Recorded data:
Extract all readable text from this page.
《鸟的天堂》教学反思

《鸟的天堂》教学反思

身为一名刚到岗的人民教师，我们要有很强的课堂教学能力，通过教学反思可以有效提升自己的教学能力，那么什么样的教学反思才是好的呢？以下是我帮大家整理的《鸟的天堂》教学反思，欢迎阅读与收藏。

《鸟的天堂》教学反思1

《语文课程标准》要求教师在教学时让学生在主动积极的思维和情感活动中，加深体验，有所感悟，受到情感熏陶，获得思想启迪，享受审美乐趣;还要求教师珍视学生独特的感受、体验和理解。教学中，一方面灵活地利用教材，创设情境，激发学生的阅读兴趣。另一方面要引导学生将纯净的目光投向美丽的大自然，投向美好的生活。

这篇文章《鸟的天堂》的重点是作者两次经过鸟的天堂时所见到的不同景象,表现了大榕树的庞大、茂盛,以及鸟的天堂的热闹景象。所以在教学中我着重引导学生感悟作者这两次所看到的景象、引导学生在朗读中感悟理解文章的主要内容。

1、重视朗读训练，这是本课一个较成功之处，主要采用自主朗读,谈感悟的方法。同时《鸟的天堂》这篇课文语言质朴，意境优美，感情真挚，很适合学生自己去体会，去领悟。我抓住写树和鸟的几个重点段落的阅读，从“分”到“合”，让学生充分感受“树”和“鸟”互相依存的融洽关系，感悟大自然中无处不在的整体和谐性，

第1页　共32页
--
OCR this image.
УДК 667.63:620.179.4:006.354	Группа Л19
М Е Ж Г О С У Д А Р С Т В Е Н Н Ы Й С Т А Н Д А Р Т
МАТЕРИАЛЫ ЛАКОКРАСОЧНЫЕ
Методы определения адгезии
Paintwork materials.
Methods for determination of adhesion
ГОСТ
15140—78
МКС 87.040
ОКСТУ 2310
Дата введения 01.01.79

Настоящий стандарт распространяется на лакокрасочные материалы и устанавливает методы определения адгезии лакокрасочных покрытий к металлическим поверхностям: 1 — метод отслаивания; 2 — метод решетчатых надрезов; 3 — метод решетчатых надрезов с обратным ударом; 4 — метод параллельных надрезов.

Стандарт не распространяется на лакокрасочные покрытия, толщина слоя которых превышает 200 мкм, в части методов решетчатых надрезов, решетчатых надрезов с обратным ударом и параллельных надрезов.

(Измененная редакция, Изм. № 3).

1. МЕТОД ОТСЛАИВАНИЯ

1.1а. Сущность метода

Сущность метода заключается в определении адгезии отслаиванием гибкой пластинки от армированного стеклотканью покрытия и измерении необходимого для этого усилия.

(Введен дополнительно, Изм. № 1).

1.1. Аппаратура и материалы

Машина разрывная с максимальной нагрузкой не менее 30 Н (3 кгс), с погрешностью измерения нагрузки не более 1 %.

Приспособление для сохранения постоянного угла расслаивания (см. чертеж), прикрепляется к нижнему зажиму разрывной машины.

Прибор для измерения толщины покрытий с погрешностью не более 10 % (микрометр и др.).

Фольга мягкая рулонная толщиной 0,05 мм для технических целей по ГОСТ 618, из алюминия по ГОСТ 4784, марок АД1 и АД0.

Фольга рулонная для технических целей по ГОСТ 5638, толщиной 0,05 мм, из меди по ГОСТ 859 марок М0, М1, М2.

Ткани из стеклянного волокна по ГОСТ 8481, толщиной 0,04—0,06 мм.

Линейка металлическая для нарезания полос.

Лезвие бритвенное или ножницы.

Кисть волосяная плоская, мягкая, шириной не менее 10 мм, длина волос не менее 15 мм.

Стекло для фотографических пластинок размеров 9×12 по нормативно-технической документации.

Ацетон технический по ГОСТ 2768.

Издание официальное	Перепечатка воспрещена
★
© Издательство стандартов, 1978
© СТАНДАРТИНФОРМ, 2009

## Objective
Identify how many lines in the entries above include the string "мягкая", then state that number alone.

## Answer in full
2